──────── SUPPLIED MATERIAL
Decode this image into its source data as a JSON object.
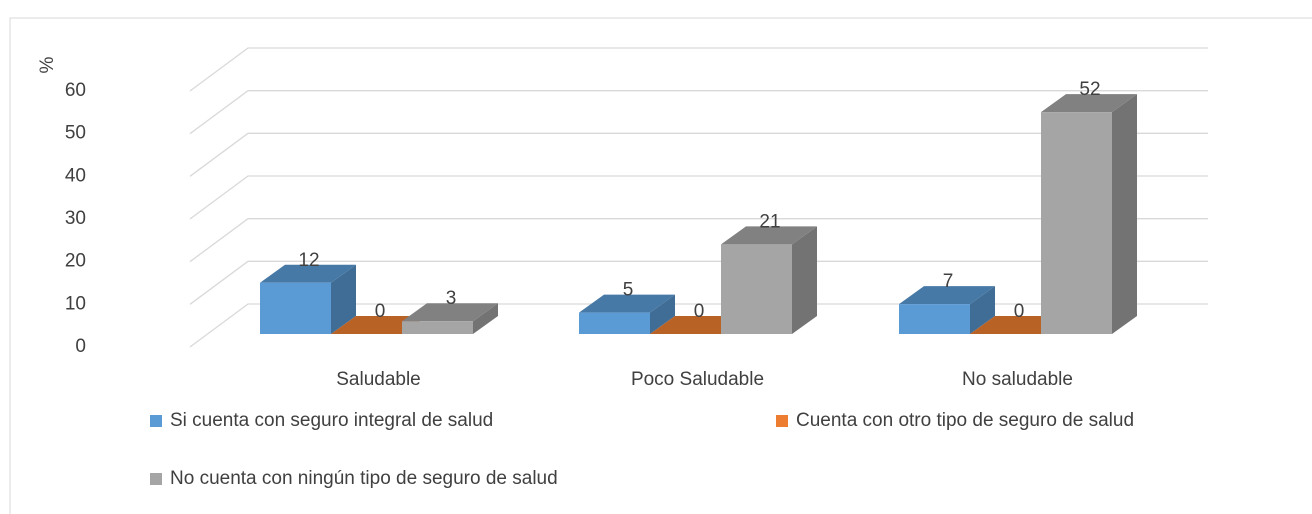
{
  "chart_data": {
    "type": "bar3d",
    "y_label": "%",
    "categories": [
      "Saludable",
      "Poco Saludable",
      "No saludable"
    ],
    "series": [
      {
        "name": "Si cuenta con seguro integral de salud",
        "color": "#5b9bd5",
        "values": [
          12,
          5,
          7
        ]
      },
      {
        "name": "Cuenta con otro tipo de seguro de salud",
        "color": "#ed7d31",
        "values": [
          0,
          0,
          0
        ]
      },
      {
        "name": "No cuenta con ningún tipo de seguro de salud",
        "color": "#a5a5a5",
        "values": [
          3,
          21,
          52
        ]
      }
    ],
    "ylim": [
      0,
      70
    ],
    "yticks": [
      0,
      10,
      20,
      30,
      40,
      50,
      60
    ],
    "grid": true,
    "legend": "bottom"
  }
}
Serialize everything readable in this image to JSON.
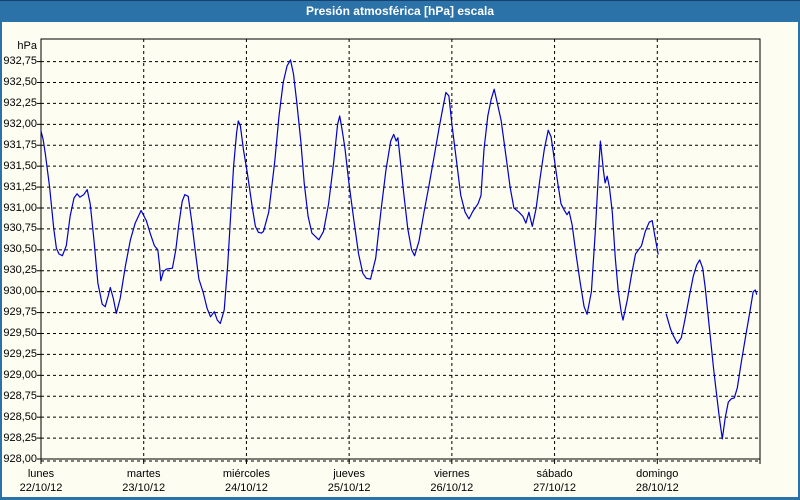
────────────────
THE PROBLEM: Make an exact copy of the whole listing, but don't bring over any pictures.

OUTPUT:
Decode this image into its source data as a JSON object.
{
  "chart_data": {
    "type": "bar3d",
    "y_label": "%",
    "categories": [
      "Saludable",
      "Poco Saludable",
      "No saludable"
    ],
    "series": [
      {
        "name": "Si cuenta con seguro integral de salud",
        "color": "#5b9bd5",
        "values": [
          12,
          5,
          7
        ]
      },
      {
        "name": "Cuenta con otro tipo de seguro de salud",
        "color": "#ed7d31",
        "values": [
          0,
          0,
          0
        ]
      },
      {
        "name": "No cuenta con ningún tipo de seguro de salud",
        "color": "#a5a5a5",
        "values": [
          3,
          21,
          52
        ]
      }
    ],
    "ylim": [
      0,
      70
    ],
    "yticks": [
      0,
      10,
      20,
      30,
      40,
      50,
      60
    ],
    "grid": true,
    "legend": "bottom"
  }
}
Serialize everything readable in this image to JSON.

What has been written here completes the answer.